WHAT IS EXPECTED ▸
Wherever "nicht" appears in the records below, copy the line that holds it.

Page transcription dataset items ▸
▽

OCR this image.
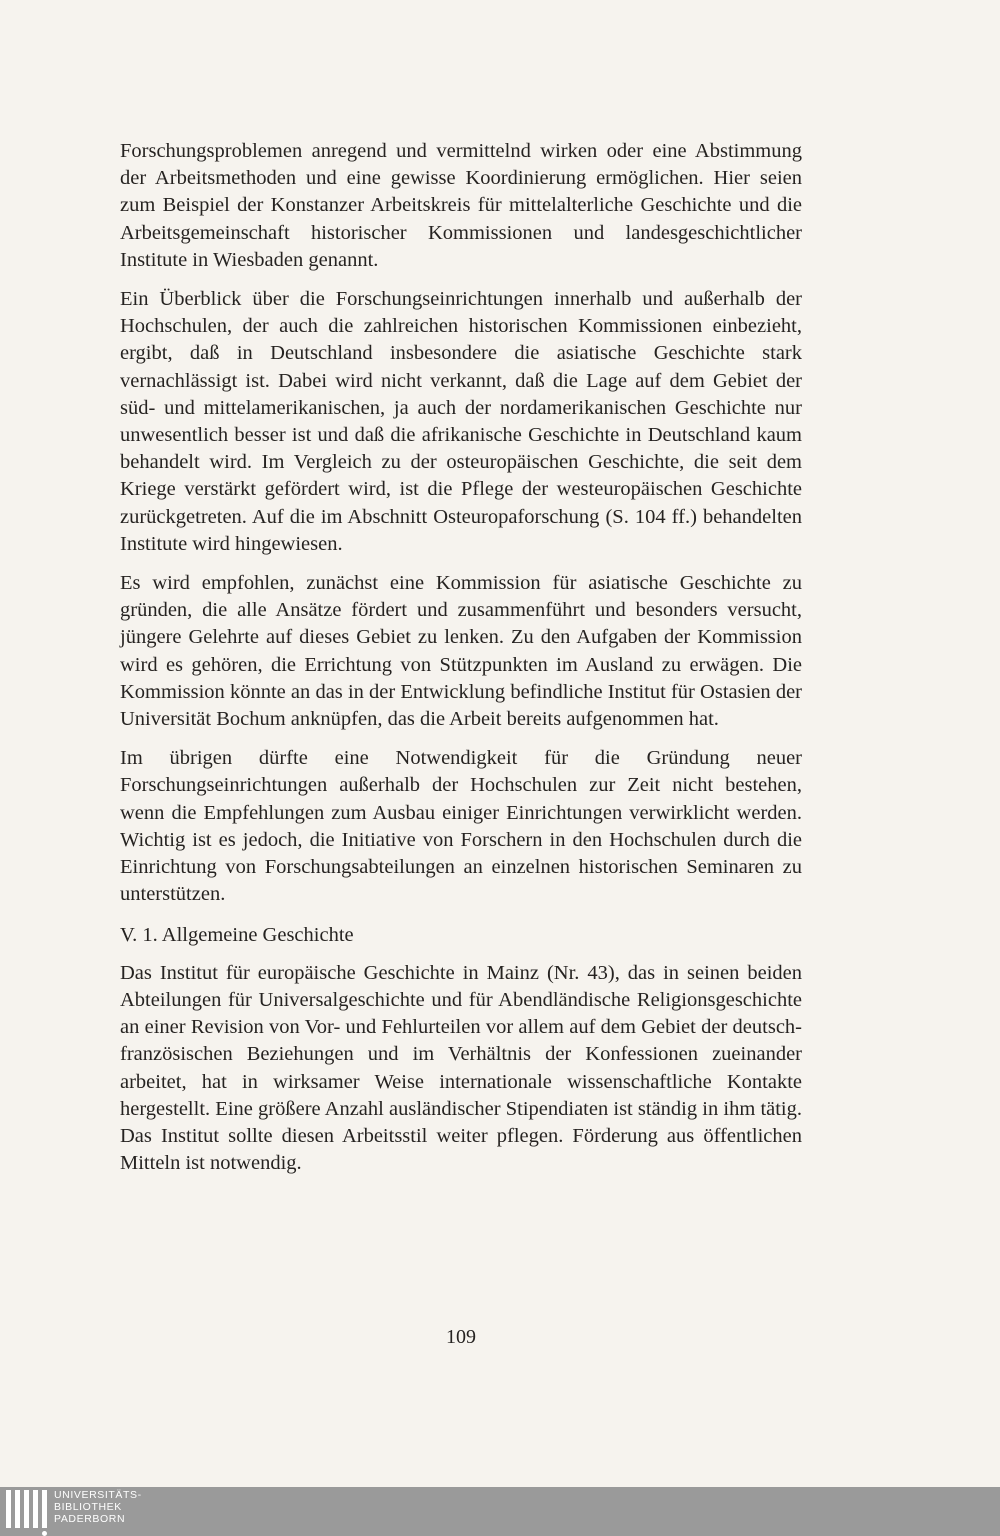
Forschungsproblemen anregend und vermittelnd wirken oder eine Abstimmung der Arbeitsmethoden und eine gewisse Koordinierung ermöglichen. Hier seien zum Beispiel der Konstanzer Arbeitskreis für mittelalterliche Geschichte und die Arbeitsgemeinschaft historischer Kommissionen und landesgeschichtlicher Institute in Wiesbaden genannt.

Ein Überblick über die Forschungseinrichtungen innerhalb und außerhalb der Hochschulen, der auch die zahlreichen historischen Kommissionen einbezieht, ergibt, daß in Deutschland insbesondere die asiatische Geschichte stark vernachlässigt ist. Dabei wird nicht verkannt, daß die Lage auf dem Gebiet der süd- und mittelamerikanischen, ja auch der nordamerikanischen Geschichte nur unwesentlich besser ist und daß die afrikanische Geschichte in Deutschland kaum behandelt wird. Im Vergleich zu der osteuropäischen Geschichte, die seit dem Kriege verstärkt gefördert wird, ist die Pflege der westeuropäischen Geschichte zurückgetreten. Auf die im Abschnitt Osteuropaforschung (S. 104 ff.) behandelten Institute wird hingewiesen.

Es wird empfohlen, zunächst eine Kommission für asiatische Geschichte zu gründen, die alle Ansätze fördert und zusammenführt und besonders versucht, jüngere Gelehrte auf dieses Gebiet zu lenken. Zu den Aufgaben der Kommission wird es gehören, die Errichtung von Stützpunkten im Ausland zu erwägen. Die Kommission könnte an das in der Entwicklung befindliche Institut für Ostasien der Universität Bochum anknüpfen, das die Arbeit bereits aufgenommen hat.

Im übrigen dürfte eine Notwendigkeit für die Gründung neuer Forschungseinrichtungen außerhalb der Hochschulen zur Zeit nicht bestehen, wenn die Empfehlungen zum Ausbau einiger Einrichtungen verwirklicht werden. Wichtig ist es jedoch, die Initiative von Forschern in den Hochschulen durch die Einrichtung von Forschungsabteilungen an einzelnen historischen Seminaren zu unterstützen.

V. 1. Allgemeine Geschichte

Das Institut für europäische Geschichte in Mainz (Nr. 43), das in seinen beiden Abteilungen für Universalgeschichte und für Abendländische Religionsgeschichte an einer Revision von Vor- und Fehlurteilen vor allem auf dem Gebiet der deutsch-französischen Beziehungen und im Verhältnis der Konfessionen zueinander arbeitet, hat in wirksamer Weise internationale wissenschaftliche Kontakte hergestellt. Eine größere Anzahl ausländischer Stipendiaten ist ständig in ihm tätig. Das Institut sollte diesen Arbeitsstil weiter pflegen. Förderung aus öffentlichen Mitteln ist notwendig.

109
UNIVERSITÄTS-
BIBLIOTHEK
PADERBORN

△

RESPONSE AREA ▸
Ein Überblick über die Forschungseinrichtungen innerhalb und außerhalb der Hochschulen, der auch die zahlreichen historischen Kommissionen einbezieht, ergibt, daß in Deutschland insbesondere die asiatische Geschichte stark vernachlässigt ist. Dabei wird nicht verkannt, daß die Lage auf dem Gebiet der süd- und mittelamerikanischen, ja auch der nordamerikanischen Geschichte nur unwesentlich besser ist und daß die afrikanische Geschichte in Deutschland kaum behandelt wird. Im Vergleich zu der osteuropäischen Geschichte, die seit dem Kriege verstärkt gefördert wird, ist die Pflege der westeuropäischen Geschichte zurückgetreten. Auf die im Abschnitt Osteuropaforschung (S. 104 ff.) behandelten Institute wird hingewiesen.
Im übrigen dürfte eine Notwendigkeit für die Gründung neuer Forschungseinrichtungen außerhalb der Hochschulen zur Zeit nicht bestehen, wenn die Empfehlungen zum Ausbau einiger Einrichtungen verwirklicht werden. Wichtig ist es jedoch, die Initiative von Forschern in den Hochschulen durch die Einrichtung von Forschungsabteilungen an einzelnen historischen Seminaren zu unterstützen.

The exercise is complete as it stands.